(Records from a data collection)
____________________
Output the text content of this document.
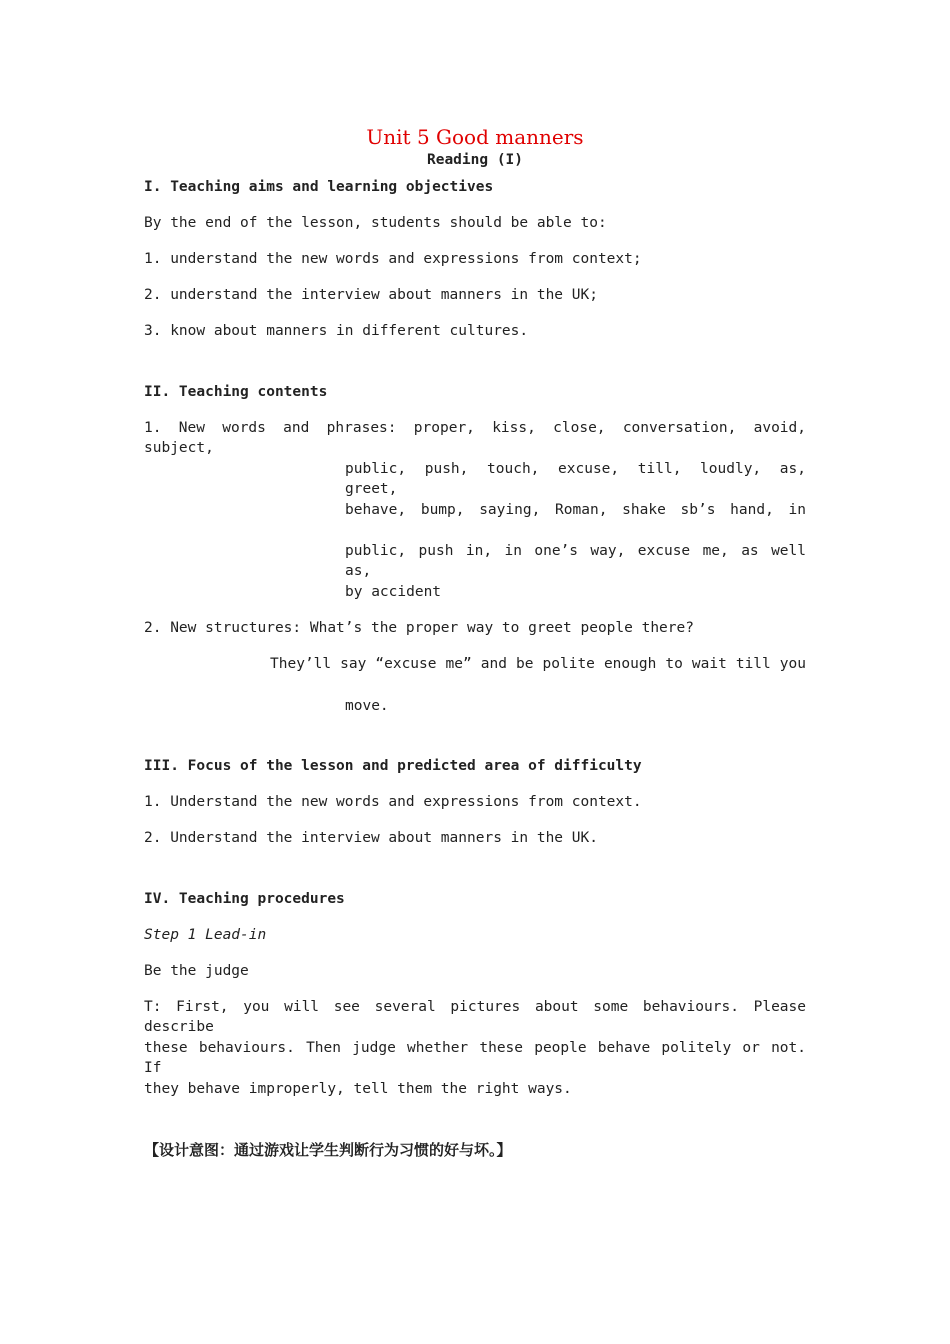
Unit 5 Good manners
Reading (I)
I. Teaching aims and learning objectives
By the end of the lesson, students should be able to:
1. understand the new words and expressions from context;
2. understand the interview about manners in the UK;
3. know about manners in different cultures.
II. Teaching contents
1. New words and phrases: proper, kiss, close, conversation, avoid, subject,
public, push, touch, excuse, till, loudly, as, greet,
behave, bump, saying, Roman, shake sb’s hand, in
public, push in, in one’s way, excuse me, as well as,
by accident
2. New structures: What’s the proper way to greet people there?
They’ll say “excuse me” and be polite enough to wait till you
move.
III. Focus of the lesson and predicted area of difficulty
1. Understand the new words and expressions from context.
2. Understand the interview about manners in the UK.
IV. Teaching procedures
Step 1 Lead-in
Be the judge
T: First, you will see several pictures about some behaviours. Please describe
these behaviours. Then judge whether these people behave politely or not. If
they behave improperly, tell them the right ways.
【设计意图：通过游戏让学生判断行为习惯的好与坏。】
____________________
Task:
Each record above should come back exactly the same, only without its pictures.

Answer for the task:
Output the text content of this document.
Unit 5 Good manners
Reading (I)
I. Teaching aims and learning objectives
By the end of the lesson, students should be able to:
1. understand the new words and expressions from context;
2. understand the interview about manners in the UK;
3. know about manners in different cultures.
II. Teaching contents
1. New words and phrases: proper, kiss, close, conversation, avoid, subject,
public, push, touch, excuse, till, loudly, as, greet,
behave, bump, saying, Roman, shake sb’s hand, in
public, push in, in one’s way, excuse me, as well as,
by accident
2. New structures: What’s the proper way to greet people there?
They’ll say “excuse me” and be polite enough to wait till you
move.
III. Focus of the lesson and predicted area of difficulty
1. Understand the new words and expressions from context.
2. Understand the interview about manners in the UK.
IV. Teaching procedures
Step 1 Lead-in
Be the judge
T: First, you will see several pictures about some behaviours. Please describe
these behaviours. Then judge whether these people behave politely or not. If
they behave improperly, tell them the right ways.
【设计意图：通过游戏让学生判断行为习惯的好与坏。】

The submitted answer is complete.